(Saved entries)
----

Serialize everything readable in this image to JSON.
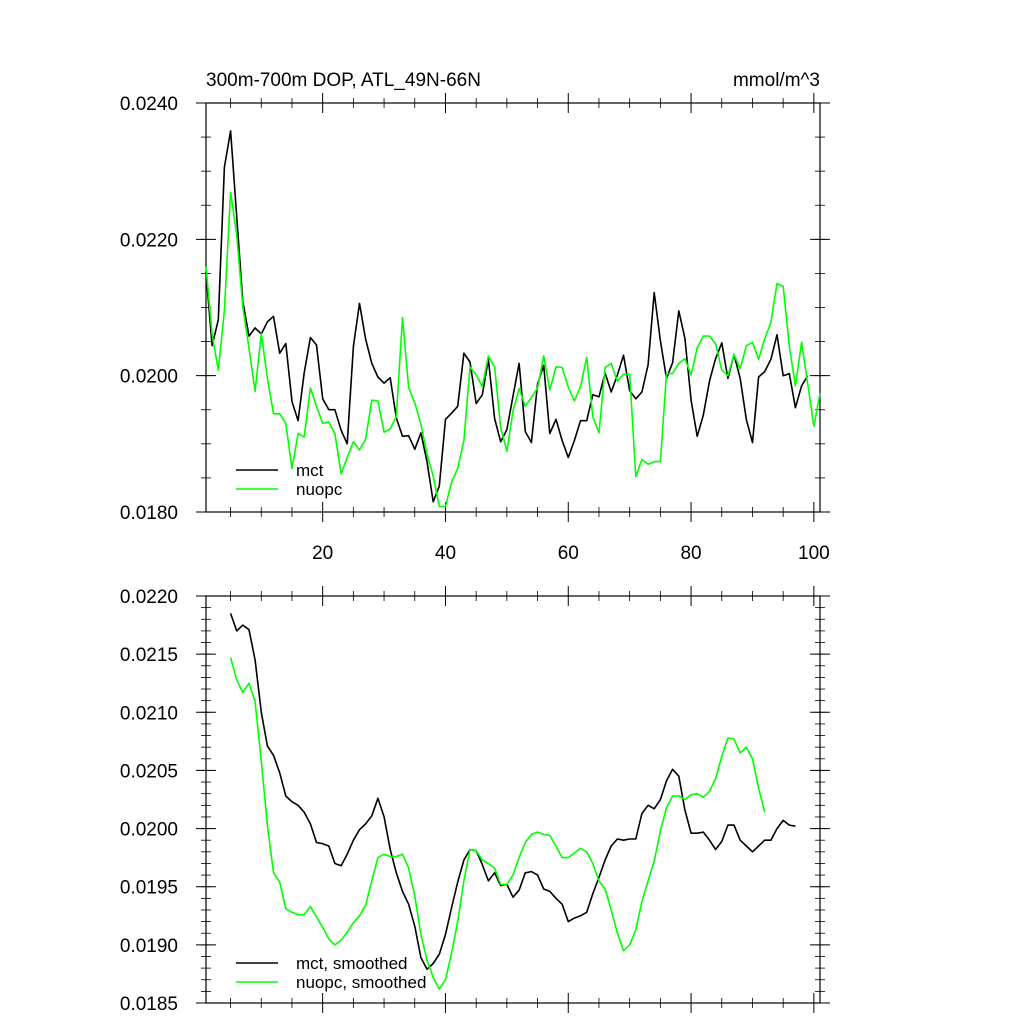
{
  "chart_data": [
    {
      "type": "line",
      "title": "300m-700m DOP, ATL_49N-66N",
      "units": "mmol/m^3",
      "xlabel": "",
      "ylabel": "",
      "xlim": [
        1,
        101
      ],
      "ylim": [
        0.018,
        0.024
      ],
      "x_ticks": [
        20,
        40,
        60,
        80,
        100
      ],
      "x_tick_labels": [
        "20",
        "40",
        "60",
        "80",
        "100"
      ],
      "y_ticks": [
        0.018,
        0.02,
        0.022,
        0.024
      ],
      "y_tick_labels": [
        "0.0180",
        "0.0200",
        "0.0220",
        "0.0240"
      ],
      "legend_position": "bottom-left",
      "series": [
        {
          "name": "mct",
          "color": "#000000",
          "x_start": 1,
          "values": [
            0.02152,
            0.02044,
            0.02082,
            0.02306,
            0.02359,
            0.02234,
            0.02109,
            0.02058,
            0.0207,
            0.02061,
            0.02079,
            0.02087,
            0.02033,
            0.02047,
            0.01962,
            0.01934,
            0.02004,
            0.02056,
            0.02045,
            0.01966,
            0.0195,
            0.0195,
            0.0192,
            0.019,
            0.02043,
            0.02106,
            0.02054,
            0.02018,
            0.01998,
            0.01989,
            0.01997,
            0.01938,
            0.01911,
            0.01912,
            0.01892,
            0.01916,
            0.01874,
            0.01815,
            0.01838,
            0.01936,
            0.01945,
            0.01955,
            0.02033,
            0.0202,
            0.01959,
            0.01972,
            0.02024,
            0.01937,
            0.01903,
            0.01921,
            0.0197,
            0.02018,
            0.01918,
            0.01902,
            0.01988,
            0.02015,
            0.01915,
            0.01936,
            0.01905,
            0.0188,
            0.01905,
            0.01934,
            0.01934,
            0.01972,
            0.01969,
            0.02004,
            0.01976,
            0.02001,
            0.0203,
            0.01978,
            0.01966,
            0.01976,
            0.02016,
            0.02122,
            0.02051,
            0.01996,
            0.02019,
            0.02095,
            0.02055,
            0.01964,
            0.01911,
            0.01942,
            0.01992,
            0.02025,
            0.02048,
            0.01996,
            0.02031,
            0.01996,
            0.01936,
            0.01902,
            0.01998,
            0.02006,
            0.02024,
            0.0206,
            0.02,
            0.02003,
            0.01953,
            0.01985,
            0.02
          ]
        },
        {
          "name": "nuopc",
          "color": "#00ff00",
          "x_start": 1,
          "values": [
            0.0216,
            0.02061,
            0.02008,
            0.02096,
            0.02269,
            0.02207,
            0.02101,
            0.0204,
            0.01977,
            0.02062,
            0.01996,
            0.01944,
            0.01944,
            0.0193,
            0.01864,
            0.01915,
            0.0191,
            0.01982,
            0.01955,
            0.0193,
            0.01932,
            0.01915,
            0.01856,
            0.0188,
            0.01903,
            0.01891,
            0.01907,
            0.01964,
            0.01963,
            0.01917,
            0.01922,
            0.0194,
            0.02085,
            0.01983,
            0.0196,
            0.01929,
            0.01885,
            0.01853,
            0.01808,
            0.01808,
            0.01844,
            0.01864,
            0.01905,
            0.02013,
            0.02001,
            0.01984,
            0.02029,
            0.02013,
            0.01924,
            0.01889,
            0.01948,
            0.01981,
            0.01955,
            0.01968,
            0.01982,
            0.02029,
            0.01979,
            0.02013,
            0.02012,
            0.01983,
            0.01963,
            0.01984,
            0.02027,
            0.0194,
            0.01916,
            0.02012,
            0.02018,
            0.01992,
            0.02002,
            0.02002,
            0.01852,
            0.01877,
            0.0187,
            0.01874,
            0.01874,
            0.02003,
            0.02003,
            0.02018,
            0.02025,
            0.02001,
            0.02041,
            0.02058,
            0.02058,
            0.02047,
            0.02008,
            0.02,
            0.02031,
            0.0201,
            0.02044,
            0.02049,
            0.02024,
            0.02054,
            0.02078,
            0.02135,
            0.02131,
            0.02043,
            0.01985,
            0.02049,
            0.01988,
            0.01926,
            0.01974
          ]
        }
      ],
      "legend": [
        "mct",
        "nuopc"
      ]
    },
    {
      "type": "line",
      "title": "",
      "xlabel": "",
      "ylabel": "",
      "xlim": [
        1,
        101
      ],
      "ylim": [
        0.0185,
        0.022
      ],
      "x_ticks": [
        20,
        40,
        60,
        80,
        100
      ],
      "x_tick_labels": [],
      "y_ticks": [
        0.0185,
        0.019,
        0.0195,
        0.02,
        0.0205,
        0.021,
        0.0215,
        0.022
      ],
      "y_tick_labels": [
        "0.0185",
        "0.0190",
        "0.0195",
        "0.0200",
        "0.0205",
        "0.0210",
        "0.0215",
        "0.0220"
      ],
      "legend_position": "bottom-left",
      "series": [
        {
          "name": "mct, smoothed",
          "color": "#000000",
          "x_start": 5,
          "values": [
            0.02185,
            0.0217,
            0.02175,
            0.02171,
            0.02145,
            0.021,
            0.02071,
            0.02063,
            0.02048,
            0.02028,
            0.02023,
            0.0202,
            0.02014,
            0.02004,
            0.01988,
            0.01987,
            0.01985,
            0.0197,
            0.01968,
            0.01978,
            0.0199,
            0.01999,
            0.02004,
            0.02011,
            0.02026,
            0.0201,
            0.01982,
            0.01962,
            0.01946,
            0.01935,
            0.01916,
            0.01889,
            0.01879,
            0.01884,
            0.01892,
            0.01909,
            0.01932,
            0.01954,
            0.01973,
            0.01982,
            0.01981,
            0.01969,
            0.01955,
            0.01962,
            0.01951,
            0.01952,
            0.01941,
            0.01947,
            0.01962,
            0.01963,
            0.0196,
            0.01948,
            0.01946,
            0.0194,
            0.01935,
            0.0192,
            0.01923,
            0.01925,
            0.01928,
            0.01944,
            0.01958,
            0.01973,
            0.01985,
            0.01991,
            0.0199,
            0.01991,
            0.01991,
            0.02013,
            0.0202,
            0.02017,
            0.02025,
            0.02041,
            0.02051,
            0.02045,
            0.02016,
            0.01996,
            0.01996,
            0.01997,
            0.0199,
            0.01982,
            0.01989,
            0.02003,
            0.02003,
            0.0199,
            0.01985,
            0.0198,
            0.01985,
            0.0199,
            0.0199,
            0.02,
            0.02007,
            0.02003,
            0.02002
          ]
        },
        {
          "name": "nuopc, smoothed",
          "color": "#00ff00",
          "x_start": 5,
          "values": [
            0.02147,
            0.02128,
            0.02117,
            0.02125,
            0.02109,
            0.02058,
            0.02003,
            0.01962,
            0.01954,
            0.01931,
            0.01928,
            0.01926,
            0.01926,
            0.01933,
            0.01924,
            0.01915,
            0.01905,
            0.019,
            0.01904,
            0.01911,
            0.01919,
            0.01925,
            0.01934,
            0.01955,
            0.01975,
            0.01978,
            0.01976,
            0.01976,
            0.01978,
            0.01966,
            0.01942,
            0.01909,
            0.01887,
            0.01872,
            0.01862,
            0.0187,
            0.01893,
            0.0192,
            0.01955,
            0.01982,
            0.01981,
            0.01973,
            0.0197,
            0.01966,
            0.01952,
            0.01952,
            0.0196,
            0.01975,
            0.01988,
            0.01995,
            0.01997,
            0.01995,
            0.01994,
            0.01985,
            0.01975,
            0.01975,
            0.01979,
            0.01983,
            0.0198,
            0.0197,
            0.01955,
            0.01948,
            0.0193,
            0.0191,
            0.01895,
            0.019,
            0.01913,
            0.01937,
            0.01955,
            0.01972,
            0.01998,
            0.02018,
            0.02028,
            0.02028,
            0.02025,
            0.02029,
            0.0203,
            0.02027,
            0.02032,
            0.02043,
            0.02062,
            0.02078,
            0.02077,
            0.02065,
            0.0207,
            0.0206,
            0.02035,
            0.02014
          ]
        }
      ],
      "legend": [
        "mct, smoothed",
        "nuopc, smoothed"
      ]
    }
  ]
}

----

- Task requirements:
Select from the material above each line in which the string "nuopc" appears, and list those lines.

- Answer:
          "name": "nuopc",
        "nuopc"
          "name": "nuopc, smoothed",
        "nuopc, smoothed"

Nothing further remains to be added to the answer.